Exercise ▸ In the records below, find each line with the word "label" and copy it.

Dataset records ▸
-- START --

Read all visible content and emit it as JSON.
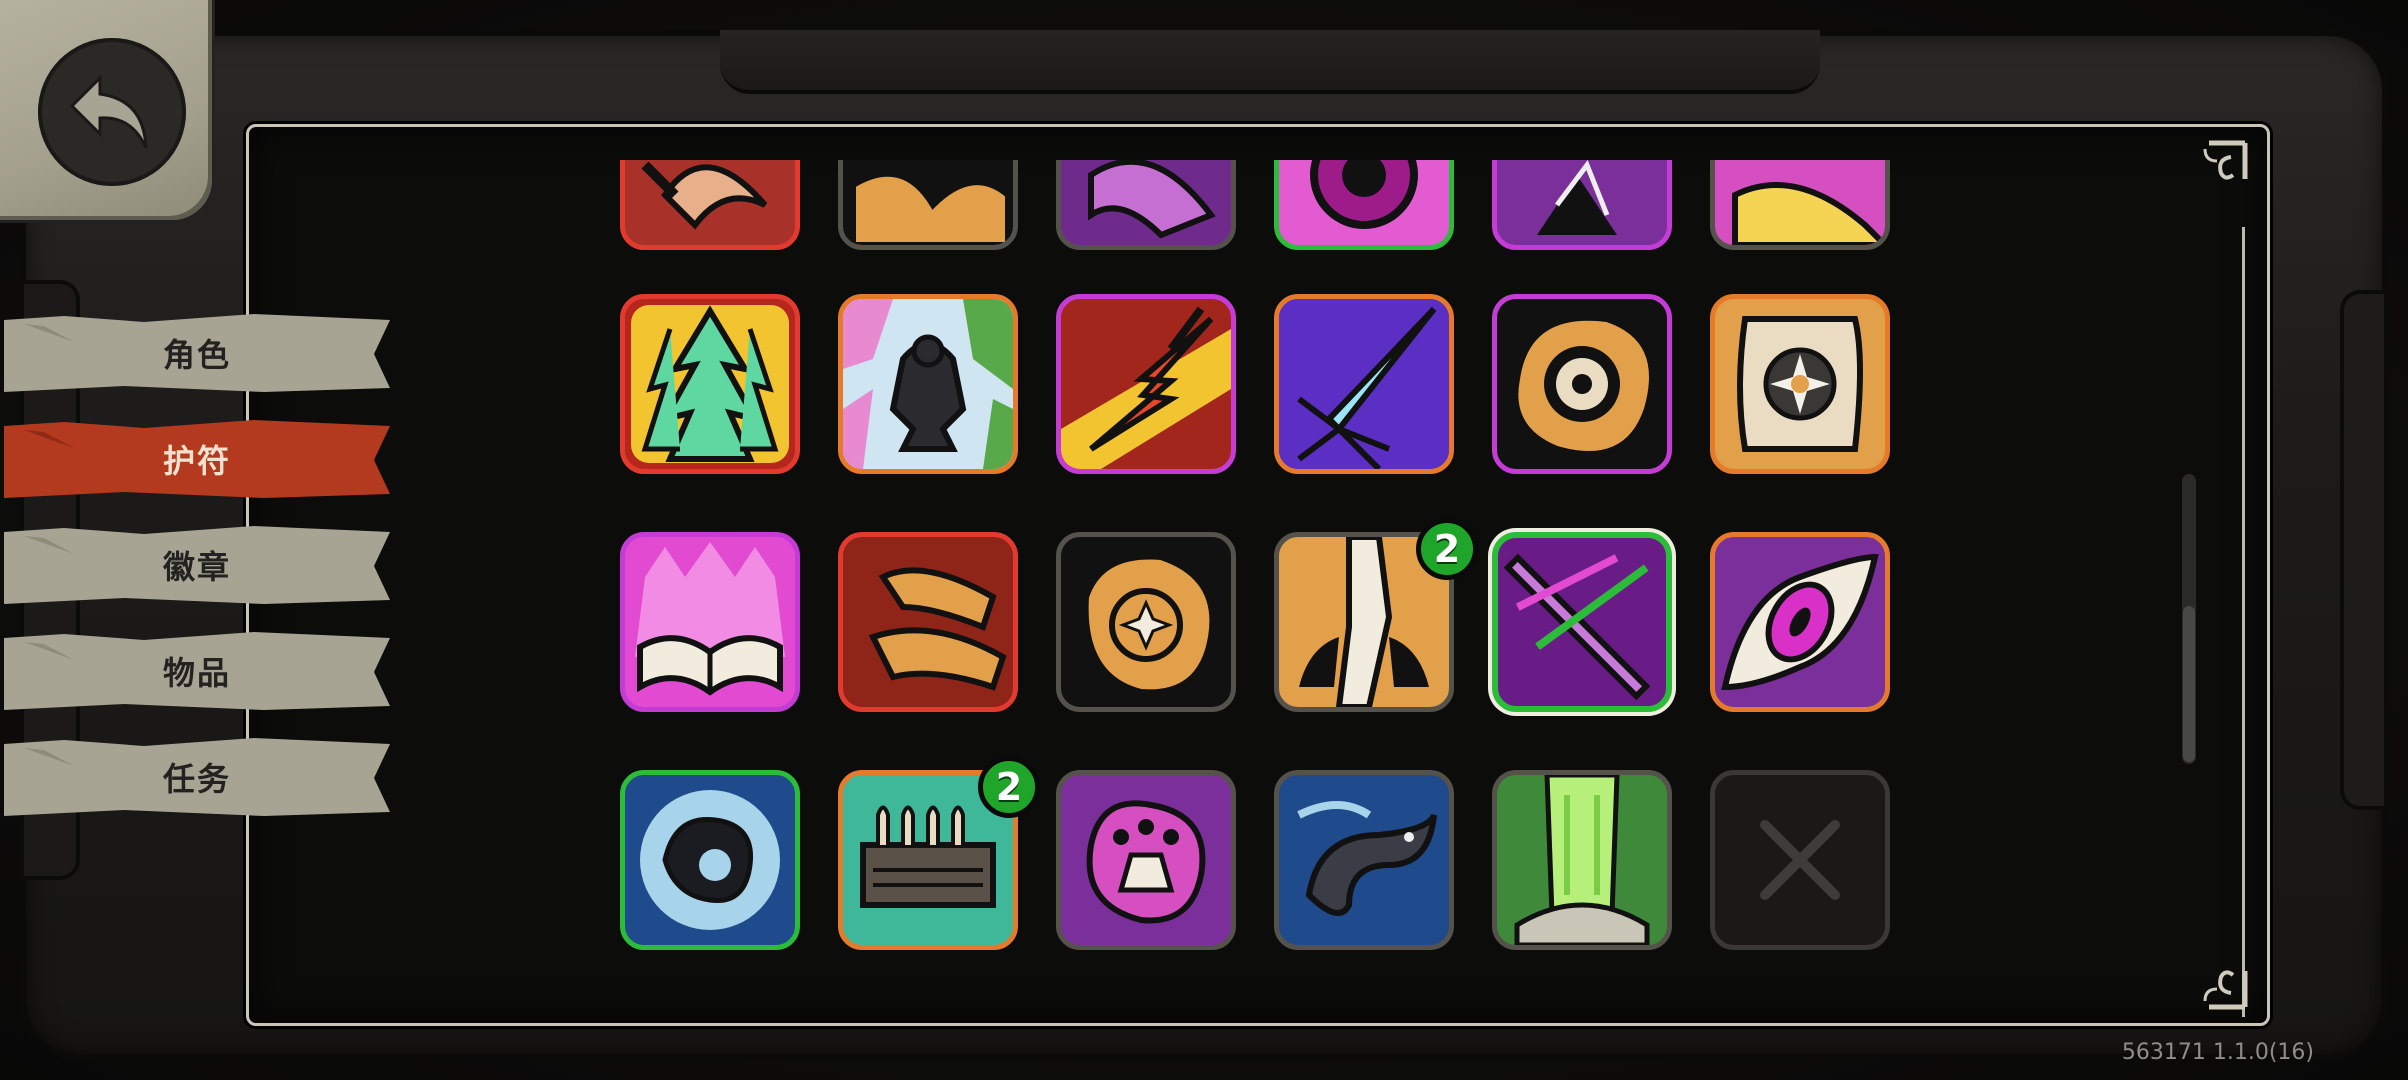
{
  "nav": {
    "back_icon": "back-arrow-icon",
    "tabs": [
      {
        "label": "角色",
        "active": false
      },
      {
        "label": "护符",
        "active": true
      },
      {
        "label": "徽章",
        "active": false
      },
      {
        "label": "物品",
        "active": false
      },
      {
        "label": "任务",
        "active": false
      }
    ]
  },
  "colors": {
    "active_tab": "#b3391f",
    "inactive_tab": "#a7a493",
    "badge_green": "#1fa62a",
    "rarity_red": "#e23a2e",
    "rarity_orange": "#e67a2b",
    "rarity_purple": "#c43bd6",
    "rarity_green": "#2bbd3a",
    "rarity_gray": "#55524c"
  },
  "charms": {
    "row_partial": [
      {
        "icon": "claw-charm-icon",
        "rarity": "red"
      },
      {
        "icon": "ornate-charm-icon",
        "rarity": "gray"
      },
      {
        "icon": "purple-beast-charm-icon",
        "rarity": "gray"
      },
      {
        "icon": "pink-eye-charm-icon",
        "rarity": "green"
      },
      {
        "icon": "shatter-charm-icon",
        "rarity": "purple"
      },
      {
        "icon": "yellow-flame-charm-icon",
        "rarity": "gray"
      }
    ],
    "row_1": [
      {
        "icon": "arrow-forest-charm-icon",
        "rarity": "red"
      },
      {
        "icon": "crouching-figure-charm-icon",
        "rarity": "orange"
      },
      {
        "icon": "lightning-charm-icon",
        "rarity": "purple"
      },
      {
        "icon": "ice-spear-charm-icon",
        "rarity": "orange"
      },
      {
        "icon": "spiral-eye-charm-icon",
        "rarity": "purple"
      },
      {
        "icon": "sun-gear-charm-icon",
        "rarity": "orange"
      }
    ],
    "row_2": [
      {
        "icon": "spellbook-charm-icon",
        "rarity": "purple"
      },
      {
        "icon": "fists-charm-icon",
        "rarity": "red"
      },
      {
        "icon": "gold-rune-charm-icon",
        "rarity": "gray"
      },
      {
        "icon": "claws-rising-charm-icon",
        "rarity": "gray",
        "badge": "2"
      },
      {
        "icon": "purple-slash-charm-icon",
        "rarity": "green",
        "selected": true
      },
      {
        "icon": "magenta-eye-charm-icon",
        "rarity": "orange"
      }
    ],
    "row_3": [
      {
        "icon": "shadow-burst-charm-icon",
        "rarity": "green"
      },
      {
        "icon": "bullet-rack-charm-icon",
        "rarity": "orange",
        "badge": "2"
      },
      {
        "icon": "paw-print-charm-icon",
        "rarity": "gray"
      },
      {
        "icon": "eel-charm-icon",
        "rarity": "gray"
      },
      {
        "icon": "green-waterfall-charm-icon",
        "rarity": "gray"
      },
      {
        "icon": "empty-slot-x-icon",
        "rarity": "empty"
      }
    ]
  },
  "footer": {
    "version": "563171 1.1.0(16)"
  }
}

-- END --

The result ▸
        "label": "角色",
        "label": "护符",
        "label": "徽章",
        "label": "物品",
        "label": "任务",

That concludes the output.